[What is expected]
Identify every line in the records below that contains the word "Index", and copy each of those lines.

[Material provided]

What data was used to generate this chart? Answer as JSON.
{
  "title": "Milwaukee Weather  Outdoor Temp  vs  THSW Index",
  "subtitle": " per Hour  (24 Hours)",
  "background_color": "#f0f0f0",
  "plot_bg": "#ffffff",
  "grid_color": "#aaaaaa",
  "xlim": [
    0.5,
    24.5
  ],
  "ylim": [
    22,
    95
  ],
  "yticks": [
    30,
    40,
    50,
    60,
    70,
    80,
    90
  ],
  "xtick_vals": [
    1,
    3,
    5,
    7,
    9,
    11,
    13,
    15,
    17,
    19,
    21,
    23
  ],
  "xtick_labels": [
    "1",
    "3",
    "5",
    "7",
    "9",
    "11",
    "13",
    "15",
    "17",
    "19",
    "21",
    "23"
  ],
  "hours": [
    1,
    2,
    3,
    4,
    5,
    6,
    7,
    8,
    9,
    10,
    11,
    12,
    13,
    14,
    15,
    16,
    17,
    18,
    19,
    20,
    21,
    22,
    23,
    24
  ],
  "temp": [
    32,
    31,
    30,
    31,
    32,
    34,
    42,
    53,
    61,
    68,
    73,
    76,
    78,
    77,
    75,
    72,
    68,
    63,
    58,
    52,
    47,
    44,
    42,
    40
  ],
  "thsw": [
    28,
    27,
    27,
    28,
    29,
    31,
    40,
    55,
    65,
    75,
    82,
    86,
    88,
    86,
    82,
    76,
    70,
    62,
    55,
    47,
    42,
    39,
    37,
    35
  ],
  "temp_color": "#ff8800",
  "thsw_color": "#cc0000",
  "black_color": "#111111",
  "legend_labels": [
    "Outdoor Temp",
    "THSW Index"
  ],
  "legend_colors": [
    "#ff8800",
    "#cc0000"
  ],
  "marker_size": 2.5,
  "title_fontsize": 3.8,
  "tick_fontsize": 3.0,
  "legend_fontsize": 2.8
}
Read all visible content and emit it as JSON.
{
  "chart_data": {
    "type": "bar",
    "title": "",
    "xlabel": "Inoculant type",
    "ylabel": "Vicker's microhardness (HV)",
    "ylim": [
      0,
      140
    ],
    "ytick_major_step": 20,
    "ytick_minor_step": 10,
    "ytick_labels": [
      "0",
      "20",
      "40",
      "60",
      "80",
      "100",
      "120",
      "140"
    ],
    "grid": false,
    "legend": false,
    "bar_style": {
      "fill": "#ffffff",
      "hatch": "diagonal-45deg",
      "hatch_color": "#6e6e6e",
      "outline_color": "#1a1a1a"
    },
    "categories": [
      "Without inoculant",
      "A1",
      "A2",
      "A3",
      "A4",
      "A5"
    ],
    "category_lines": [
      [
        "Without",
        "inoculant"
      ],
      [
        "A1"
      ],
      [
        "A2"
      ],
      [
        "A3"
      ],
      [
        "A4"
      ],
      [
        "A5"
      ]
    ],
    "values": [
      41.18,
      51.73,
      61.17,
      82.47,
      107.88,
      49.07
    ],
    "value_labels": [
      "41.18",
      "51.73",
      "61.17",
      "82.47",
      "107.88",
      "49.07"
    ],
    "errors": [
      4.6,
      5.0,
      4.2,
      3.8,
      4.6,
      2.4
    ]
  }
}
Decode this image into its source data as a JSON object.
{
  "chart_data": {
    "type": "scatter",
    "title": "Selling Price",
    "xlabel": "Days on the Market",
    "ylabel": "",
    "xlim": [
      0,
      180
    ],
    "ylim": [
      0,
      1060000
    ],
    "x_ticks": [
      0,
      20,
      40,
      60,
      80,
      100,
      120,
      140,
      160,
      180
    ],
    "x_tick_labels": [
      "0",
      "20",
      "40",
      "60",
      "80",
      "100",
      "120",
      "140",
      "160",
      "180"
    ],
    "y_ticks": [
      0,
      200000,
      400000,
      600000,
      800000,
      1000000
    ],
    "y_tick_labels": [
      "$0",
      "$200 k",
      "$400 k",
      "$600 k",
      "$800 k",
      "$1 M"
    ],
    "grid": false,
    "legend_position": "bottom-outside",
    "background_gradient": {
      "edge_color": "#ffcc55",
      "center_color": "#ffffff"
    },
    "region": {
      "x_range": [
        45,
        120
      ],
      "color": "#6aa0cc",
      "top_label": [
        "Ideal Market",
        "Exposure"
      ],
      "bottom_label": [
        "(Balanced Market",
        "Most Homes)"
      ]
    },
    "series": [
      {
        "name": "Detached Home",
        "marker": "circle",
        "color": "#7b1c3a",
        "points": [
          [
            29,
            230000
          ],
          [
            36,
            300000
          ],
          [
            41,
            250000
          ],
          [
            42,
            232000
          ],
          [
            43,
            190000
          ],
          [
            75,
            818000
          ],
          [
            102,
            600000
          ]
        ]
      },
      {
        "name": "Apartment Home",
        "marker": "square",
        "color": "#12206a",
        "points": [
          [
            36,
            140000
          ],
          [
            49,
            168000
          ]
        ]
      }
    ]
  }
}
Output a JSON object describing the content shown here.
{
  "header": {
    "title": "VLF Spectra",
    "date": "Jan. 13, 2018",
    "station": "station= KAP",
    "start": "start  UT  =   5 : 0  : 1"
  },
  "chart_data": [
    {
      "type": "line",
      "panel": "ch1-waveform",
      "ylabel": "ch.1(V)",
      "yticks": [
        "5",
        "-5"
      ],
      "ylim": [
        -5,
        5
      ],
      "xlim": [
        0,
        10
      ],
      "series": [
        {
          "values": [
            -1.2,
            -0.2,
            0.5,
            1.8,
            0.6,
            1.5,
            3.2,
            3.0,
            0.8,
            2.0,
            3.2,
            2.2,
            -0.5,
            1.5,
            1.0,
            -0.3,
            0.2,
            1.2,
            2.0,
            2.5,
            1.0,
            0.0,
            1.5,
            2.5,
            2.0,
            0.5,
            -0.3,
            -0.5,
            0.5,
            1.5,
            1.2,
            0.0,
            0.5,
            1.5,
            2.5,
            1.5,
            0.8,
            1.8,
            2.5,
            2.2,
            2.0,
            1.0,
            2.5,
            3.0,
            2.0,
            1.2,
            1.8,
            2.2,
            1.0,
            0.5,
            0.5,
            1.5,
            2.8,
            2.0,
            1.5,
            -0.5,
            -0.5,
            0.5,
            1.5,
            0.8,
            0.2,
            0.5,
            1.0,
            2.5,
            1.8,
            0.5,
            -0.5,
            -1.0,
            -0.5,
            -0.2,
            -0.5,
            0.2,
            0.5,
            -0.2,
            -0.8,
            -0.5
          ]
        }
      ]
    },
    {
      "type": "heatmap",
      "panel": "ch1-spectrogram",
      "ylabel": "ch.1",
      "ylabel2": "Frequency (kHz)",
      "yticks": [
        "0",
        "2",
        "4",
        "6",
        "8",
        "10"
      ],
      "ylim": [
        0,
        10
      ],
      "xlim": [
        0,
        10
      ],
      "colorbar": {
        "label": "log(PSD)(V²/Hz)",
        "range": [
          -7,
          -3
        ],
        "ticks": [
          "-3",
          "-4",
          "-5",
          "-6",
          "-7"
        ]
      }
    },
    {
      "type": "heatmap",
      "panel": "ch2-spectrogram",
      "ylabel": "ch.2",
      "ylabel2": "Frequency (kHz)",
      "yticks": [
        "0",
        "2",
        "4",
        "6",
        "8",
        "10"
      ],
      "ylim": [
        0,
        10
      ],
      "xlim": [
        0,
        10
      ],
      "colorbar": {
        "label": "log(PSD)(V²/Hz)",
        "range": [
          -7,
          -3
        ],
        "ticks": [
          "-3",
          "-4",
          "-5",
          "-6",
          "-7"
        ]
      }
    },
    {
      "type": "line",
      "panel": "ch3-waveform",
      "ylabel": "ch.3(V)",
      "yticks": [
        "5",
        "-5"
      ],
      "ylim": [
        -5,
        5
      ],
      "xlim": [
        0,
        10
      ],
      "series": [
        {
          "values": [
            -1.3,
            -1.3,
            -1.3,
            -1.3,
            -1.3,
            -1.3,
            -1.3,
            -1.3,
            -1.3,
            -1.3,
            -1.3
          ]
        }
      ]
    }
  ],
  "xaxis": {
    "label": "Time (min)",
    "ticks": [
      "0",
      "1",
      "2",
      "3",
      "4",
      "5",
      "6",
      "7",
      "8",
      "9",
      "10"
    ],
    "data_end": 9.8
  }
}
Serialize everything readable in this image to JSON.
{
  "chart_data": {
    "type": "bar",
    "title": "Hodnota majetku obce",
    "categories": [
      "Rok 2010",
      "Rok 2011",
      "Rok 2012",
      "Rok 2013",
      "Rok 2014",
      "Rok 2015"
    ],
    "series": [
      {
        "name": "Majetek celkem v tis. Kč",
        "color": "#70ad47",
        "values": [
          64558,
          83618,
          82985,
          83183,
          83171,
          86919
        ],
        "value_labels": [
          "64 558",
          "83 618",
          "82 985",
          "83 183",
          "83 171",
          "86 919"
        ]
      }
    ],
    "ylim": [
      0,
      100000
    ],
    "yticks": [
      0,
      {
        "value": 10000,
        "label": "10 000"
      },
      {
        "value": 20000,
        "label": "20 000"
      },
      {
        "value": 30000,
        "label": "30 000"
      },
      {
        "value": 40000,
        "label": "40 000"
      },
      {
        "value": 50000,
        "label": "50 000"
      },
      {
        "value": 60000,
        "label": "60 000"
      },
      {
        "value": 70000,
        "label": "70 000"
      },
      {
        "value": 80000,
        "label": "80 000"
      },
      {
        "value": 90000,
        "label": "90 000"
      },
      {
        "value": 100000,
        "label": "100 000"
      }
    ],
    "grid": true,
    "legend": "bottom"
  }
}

[Written answer]
  "title": "Milwaukee Weather  Outdoor Temp  vs  THSW Index",
    "THSW Index"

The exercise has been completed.